== GOAL ==
Pull every line containing "Dashboard" from the entries.

== GIVEN ENTRIES ==
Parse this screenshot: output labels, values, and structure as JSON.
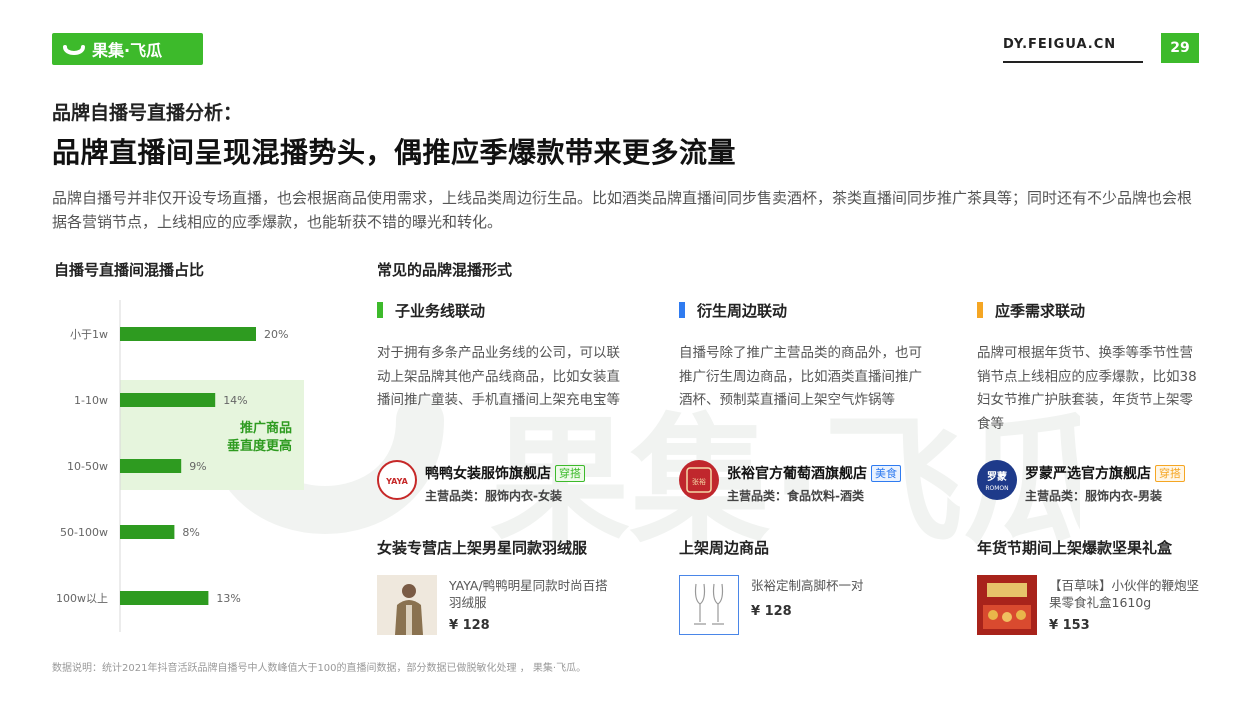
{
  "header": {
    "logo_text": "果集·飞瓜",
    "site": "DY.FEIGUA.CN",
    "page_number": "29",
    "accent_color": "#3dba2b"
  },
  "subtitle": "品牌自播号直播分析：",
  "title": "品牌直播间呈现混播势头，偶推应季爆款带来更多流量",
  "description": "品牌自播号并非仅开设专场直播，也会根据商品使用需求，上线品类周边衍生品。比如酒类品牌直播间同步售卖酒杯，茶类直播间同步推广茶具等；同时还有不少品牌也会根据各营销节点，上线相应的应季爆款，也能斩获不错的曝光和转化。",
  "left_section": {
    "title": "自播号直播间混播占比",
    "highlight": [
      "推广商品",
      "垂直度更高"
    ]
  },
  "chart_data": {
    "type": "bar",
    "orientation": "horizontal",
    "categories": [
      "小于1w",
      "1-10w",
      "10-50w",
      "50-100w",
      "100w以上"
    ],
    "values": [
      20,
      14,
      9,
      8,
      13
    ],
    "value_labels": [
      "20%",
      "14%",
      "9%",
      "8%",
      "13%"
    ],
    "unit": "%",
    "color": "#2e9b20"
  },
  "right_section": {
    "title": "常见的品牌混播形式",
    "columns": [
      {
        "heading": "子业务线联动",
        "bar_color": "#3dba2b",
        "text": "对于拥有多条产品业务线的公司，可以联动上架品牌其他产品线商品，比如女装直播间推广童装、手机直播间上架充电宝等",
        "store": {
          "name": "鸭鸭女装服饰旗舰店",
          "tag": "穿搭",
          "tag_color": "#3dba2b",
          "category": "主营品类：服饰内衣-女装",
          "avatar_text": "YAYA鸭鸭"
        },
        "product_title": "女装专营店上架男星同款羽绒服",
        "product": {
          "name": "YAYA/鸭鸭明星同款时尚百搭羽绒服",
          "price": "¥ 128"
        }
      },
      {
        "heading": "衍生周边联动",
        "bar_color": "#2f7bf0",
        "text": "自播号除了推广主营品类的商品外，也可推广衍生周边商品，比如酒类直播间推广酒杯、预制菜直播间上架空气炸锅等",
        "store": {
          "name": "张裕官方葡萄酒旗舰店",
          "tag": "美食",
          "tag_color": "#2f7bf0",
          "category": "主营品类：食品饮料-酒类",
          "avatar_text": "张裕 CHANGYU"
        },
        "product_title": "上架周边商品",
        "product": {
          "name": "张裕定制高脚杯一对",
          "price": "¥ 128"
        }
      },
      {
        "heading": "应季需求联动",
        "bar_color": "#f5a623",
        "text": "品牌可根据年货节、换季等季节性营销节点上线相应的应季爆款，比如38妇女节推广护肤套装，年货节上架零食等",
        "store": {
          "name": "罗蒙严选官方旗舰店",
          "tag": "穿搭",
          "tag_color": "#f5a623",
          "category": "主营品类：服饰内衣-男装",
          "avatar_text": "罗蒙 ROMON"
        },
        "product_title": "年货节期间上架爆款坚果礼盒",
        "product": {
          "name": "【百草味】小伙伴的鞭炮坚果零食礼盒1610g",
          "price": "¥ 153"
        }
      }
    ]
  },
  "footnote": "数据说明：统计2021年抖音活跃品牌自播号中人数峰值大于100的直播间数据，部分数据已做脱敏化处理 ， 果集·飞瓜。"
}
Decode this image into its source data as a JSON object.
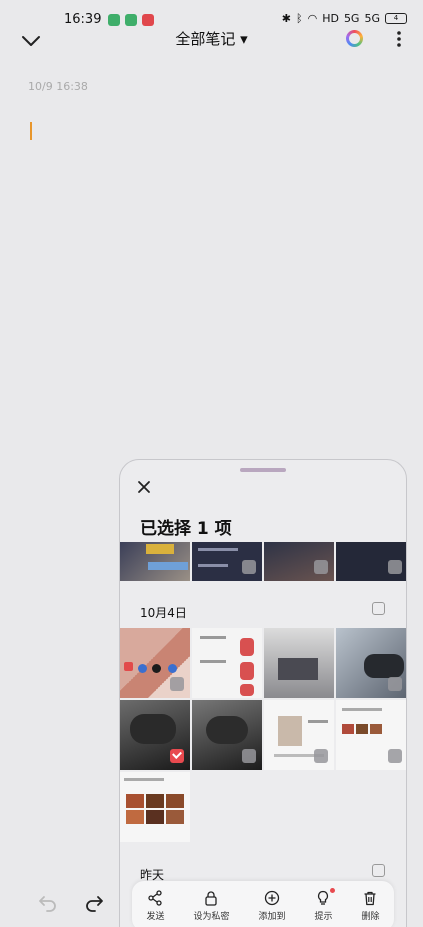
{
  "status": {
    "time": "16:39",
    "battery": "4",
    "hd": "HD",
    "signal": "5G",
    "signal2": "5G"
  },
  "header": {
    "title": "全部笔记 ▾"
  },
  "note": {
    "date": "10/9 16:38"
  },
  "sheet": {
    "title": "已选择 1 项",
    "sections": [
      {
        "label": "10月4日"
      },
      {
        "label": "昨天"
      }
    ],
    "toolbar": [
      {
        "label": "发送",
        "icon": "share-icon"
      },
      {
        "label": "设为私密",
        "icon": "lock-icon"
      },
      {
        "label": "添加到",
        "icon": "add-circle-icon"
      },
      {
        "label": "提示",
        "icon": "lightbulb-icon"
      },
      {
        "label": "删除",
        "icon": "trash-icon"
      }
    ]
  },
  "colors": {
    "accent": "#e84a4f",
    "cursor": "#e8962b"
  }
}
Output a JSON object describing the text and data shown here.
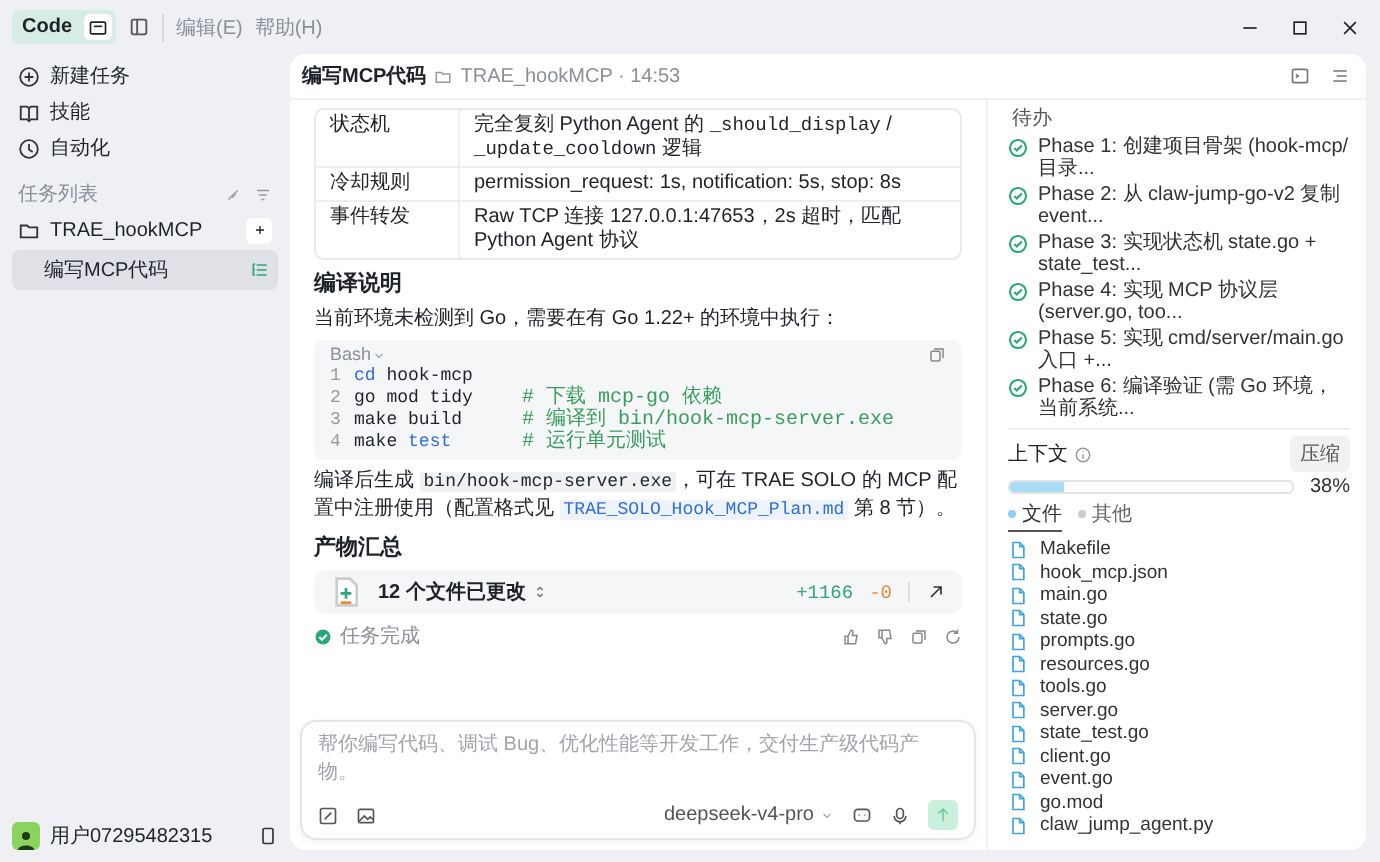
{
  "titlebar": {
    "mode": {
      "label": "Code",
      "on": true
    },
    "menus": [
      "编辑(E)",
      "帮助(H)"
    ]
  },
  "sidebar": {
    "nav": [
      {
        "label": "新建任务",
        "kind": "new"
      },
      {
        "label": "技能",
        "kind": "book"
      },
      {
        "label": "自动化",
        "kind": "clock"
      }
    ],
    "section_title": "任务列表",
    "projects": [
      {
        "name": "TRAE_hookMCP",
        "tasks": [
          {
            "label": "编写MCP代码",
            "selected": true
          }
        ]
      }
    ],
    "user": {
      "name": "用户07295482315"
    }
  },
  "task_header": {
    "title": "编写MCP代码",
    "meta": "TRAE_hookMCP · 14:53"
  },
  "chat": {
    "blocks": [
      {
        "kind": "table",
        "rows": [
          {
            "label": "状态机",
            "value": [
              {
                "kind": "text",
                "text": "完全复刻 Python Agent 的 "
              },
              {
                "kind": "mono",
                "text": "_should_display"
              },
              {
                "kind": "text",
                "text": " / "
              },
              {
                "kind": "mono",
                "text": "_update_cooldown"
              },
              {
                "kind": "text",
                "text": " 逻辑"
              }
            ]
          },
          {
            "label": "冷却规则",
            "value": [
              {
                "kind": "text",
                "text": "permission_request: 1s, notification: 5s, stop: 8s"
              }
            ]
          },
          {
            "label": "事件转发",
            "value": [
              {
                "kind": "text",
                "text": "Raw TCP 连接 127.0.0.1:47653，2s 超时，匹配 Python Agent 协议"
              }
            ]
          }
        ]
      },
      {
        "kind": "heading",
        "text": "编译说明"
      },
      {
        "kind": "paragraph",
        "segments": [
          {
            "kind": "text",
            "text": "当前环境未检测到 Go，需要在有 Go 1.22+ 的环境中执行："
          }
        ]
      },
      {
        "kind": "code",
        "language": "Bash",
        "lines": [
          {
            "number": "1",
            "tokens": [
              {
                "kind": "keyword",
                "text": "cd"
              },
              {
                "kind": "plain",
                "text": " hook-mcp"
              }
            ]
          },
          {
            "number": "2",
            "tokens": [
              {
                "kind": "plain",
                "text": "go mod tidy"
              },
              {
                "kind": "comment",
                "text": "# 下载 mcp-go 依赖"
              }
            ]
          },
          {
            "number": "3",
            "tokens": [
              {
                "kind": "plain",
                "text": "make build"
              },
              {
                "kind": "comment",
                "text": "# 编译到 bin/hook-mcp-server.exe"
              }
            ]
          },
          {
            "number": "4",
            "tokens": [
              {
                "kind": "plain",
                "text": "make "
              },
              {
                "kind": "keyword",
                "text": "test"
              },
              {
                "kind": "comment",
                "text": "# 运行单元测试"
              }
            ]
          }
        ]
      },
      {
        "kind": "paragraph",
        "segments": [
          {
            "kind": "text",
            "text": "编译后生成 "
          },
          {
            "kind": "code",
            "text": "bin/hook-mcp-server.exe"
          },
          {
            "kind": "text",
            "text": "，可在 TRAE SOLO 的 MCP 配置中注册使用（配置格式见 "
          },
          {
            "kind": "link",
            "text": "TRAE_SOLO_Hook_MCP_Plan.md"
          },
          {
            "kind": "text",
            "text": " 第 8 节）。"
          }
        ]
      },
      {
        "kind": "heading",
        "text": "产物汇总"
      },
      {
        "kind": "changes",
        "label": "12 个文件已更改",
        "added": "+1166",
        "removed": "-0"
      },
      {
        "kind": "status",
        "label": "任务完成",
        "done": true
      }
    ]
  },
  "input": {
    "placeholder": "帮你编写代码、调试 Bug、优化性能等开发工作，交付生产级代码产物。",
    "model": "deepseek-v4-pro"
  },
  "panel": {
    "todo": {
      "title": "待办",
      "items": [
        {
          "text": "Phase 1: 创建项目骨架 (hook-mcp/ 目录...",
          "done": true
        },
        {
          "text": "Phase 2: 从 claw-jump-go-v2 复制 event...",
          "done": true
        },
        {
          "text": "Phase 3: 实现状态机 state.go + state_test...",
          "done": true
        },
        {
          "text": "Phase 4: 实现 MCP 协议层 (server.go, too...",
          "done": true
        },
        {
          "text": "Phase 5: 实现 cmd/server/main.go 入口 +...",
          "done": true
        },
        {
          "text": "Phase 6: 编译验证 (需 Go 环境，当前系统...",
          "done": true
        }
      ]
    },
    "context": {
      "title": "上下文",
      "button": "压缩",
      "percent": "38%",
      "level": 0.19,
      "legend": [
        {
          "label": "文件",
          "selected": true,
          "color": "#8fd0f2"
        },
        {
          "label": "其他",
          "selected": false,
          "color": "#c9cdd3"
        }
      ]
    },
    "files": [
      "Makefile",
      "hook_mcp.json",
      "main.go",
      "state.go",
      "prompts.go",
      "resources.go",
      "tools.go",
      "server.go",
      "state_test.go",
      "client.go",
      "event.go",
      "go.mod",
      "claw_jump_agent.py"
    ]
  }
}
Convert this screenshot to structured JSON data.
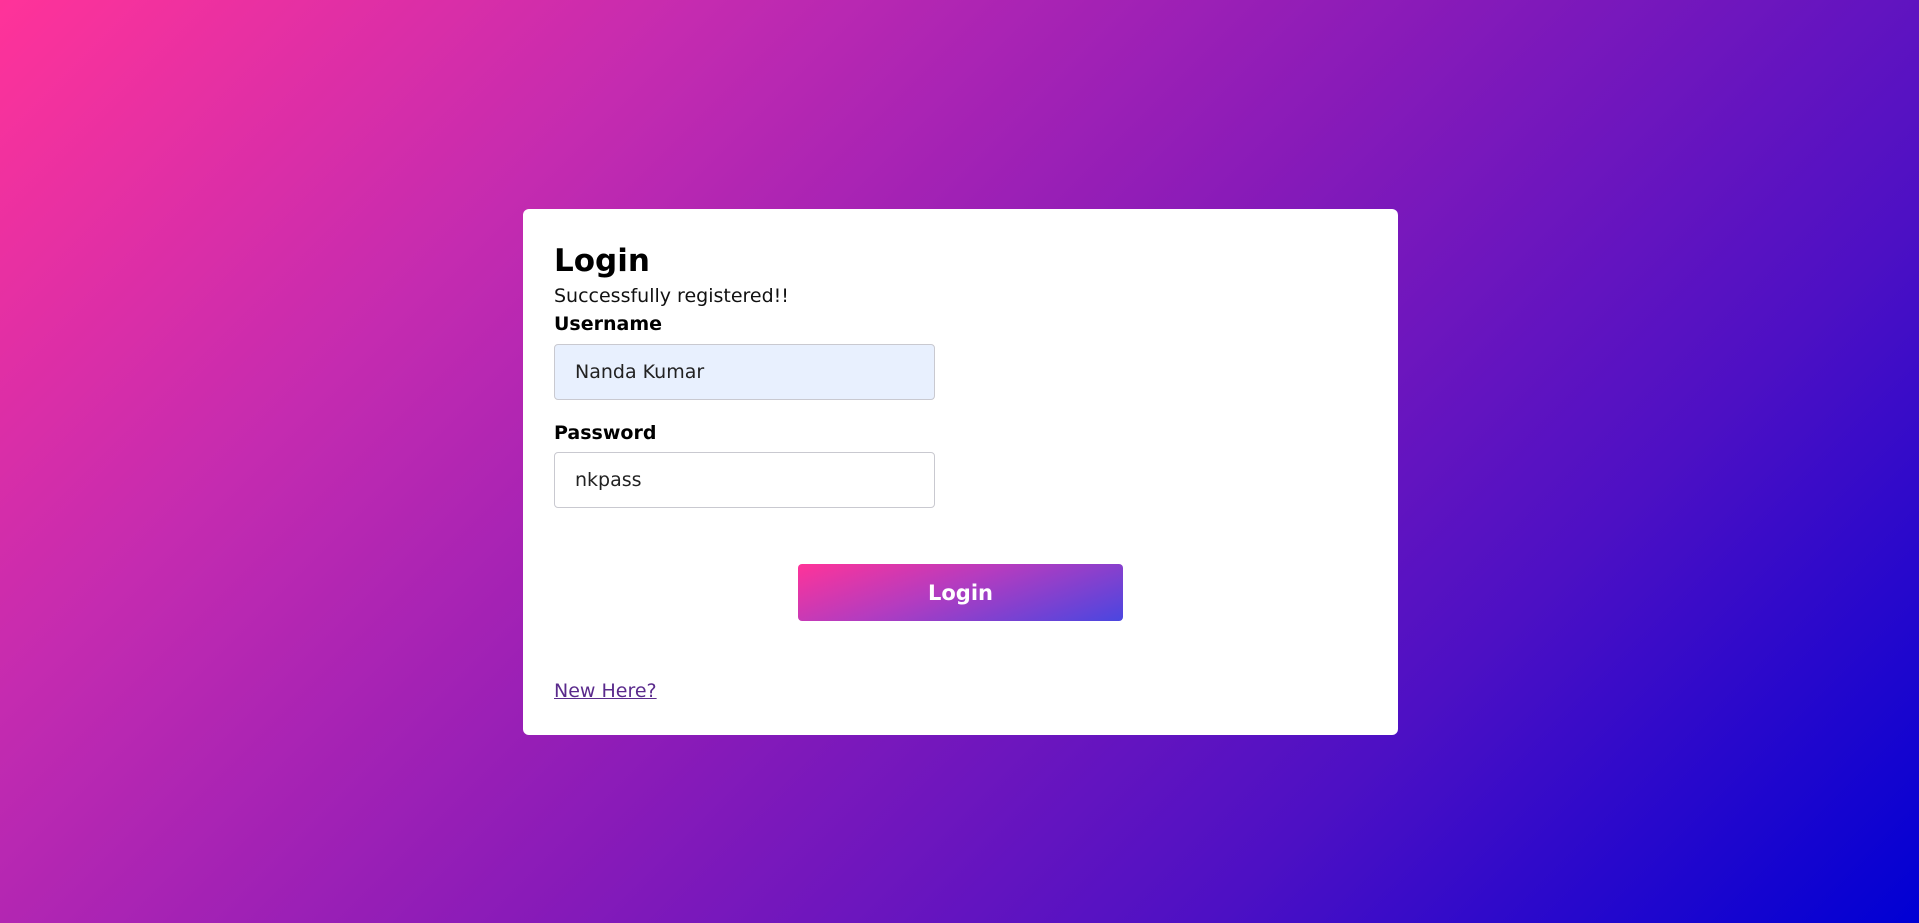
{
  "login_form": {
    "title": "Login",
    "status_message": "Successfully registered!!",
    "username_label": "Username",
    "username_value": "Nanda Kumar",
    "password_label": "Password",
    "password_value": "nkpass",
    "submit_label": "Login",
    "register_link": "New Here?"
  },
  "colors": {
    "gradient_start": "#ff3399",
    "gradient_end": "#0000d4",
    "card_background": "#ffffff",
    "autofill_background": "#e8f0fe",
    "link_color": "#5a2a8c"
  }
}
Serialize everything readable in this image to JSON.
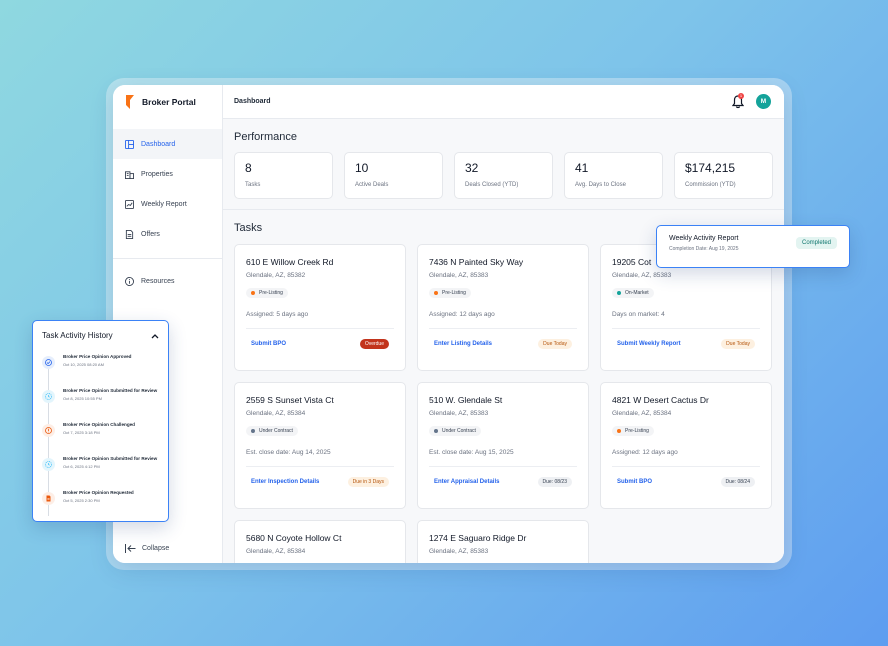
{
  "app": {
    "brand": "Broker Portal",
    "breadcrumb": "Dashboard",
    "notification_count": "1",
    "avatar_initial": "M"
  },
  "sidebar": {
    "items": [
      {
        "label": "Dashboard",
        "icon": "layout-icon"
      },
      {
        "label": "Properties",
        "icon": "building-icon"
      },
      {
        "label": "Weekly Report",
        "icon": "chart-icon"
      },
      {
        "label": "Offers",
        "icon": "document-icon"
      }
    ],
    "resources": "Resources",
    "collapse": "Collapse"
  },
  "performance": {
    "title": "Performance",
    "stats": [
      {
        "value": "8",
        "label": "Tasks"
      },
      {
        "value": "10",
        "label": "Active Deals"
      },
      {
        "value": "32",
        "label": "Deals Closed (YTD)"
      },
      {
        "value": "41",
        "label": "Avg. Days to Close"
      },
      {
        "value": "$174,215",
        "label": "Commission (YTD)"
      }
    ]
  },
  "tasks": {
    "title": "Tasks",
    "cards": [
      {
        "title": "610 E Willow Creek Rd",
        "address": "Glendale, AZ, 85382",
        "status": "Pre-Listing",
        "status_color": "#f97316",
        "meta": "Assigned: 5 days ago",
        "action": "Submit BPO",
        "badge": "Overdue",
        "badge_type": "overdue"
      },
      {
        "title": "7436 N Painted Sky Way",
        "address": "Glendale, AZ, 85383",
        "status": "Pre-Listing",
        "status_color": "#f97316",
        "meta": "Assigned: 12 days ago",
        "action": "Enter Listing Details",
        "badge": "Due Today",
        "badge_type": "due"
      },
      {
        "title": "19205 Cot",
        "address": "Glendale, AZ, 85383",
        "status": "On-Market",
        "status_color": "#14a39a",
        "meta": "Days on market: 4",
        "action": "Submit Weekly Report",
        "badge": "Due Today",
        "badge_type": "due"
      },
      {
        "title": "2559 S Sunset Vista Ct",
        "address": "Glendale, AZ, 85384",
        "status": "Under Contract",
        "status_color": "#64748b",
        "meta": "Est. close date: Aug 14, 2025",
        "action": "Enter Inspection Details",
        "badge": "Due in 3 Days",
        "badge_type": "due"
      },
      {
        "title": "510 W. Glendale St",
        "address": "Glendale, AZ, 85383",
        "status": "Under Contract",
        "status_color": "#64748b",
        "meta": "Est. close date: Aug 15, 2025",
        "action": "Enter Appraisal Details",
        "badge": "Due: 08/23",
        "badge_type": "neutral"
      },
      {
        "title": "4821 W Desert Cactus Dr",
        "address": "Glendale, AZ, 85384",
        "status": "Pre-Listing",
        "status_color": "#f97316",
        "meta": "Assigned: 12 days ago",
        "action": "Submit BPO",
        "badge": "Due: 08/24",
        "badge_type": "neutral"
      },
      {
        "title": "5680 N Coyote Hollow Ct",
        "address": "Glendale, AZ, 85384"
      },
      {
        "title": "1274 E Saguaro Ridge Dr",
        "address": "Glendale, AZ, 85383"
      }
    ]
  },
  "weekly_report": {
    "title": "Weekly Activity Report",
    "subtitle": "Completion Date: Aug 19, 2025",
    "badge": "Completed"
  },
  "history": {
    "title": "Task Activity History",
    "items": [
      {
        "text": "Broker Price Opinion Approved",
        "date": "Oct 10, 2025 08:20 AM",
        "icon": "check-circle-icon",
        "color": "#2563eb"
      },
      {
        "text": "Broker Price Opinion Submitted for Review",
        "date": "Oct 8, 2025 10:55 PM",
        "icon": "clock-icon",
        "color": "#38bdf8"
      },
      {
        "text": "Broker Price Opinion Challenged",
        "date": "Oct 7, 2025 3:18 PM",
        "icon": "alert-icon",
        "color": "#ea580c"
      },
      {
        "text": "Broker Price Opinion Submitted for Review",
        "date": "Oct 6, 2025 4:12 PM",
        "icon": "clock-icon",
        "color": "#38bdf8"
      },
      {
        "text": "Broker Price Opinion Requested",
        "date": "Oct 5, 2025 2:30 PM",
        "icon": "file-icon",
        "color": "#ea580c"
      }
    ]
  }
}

== TASK SOLUTION ==
    "breadcrumb": "Dashboard",
        "label": "Dashboard",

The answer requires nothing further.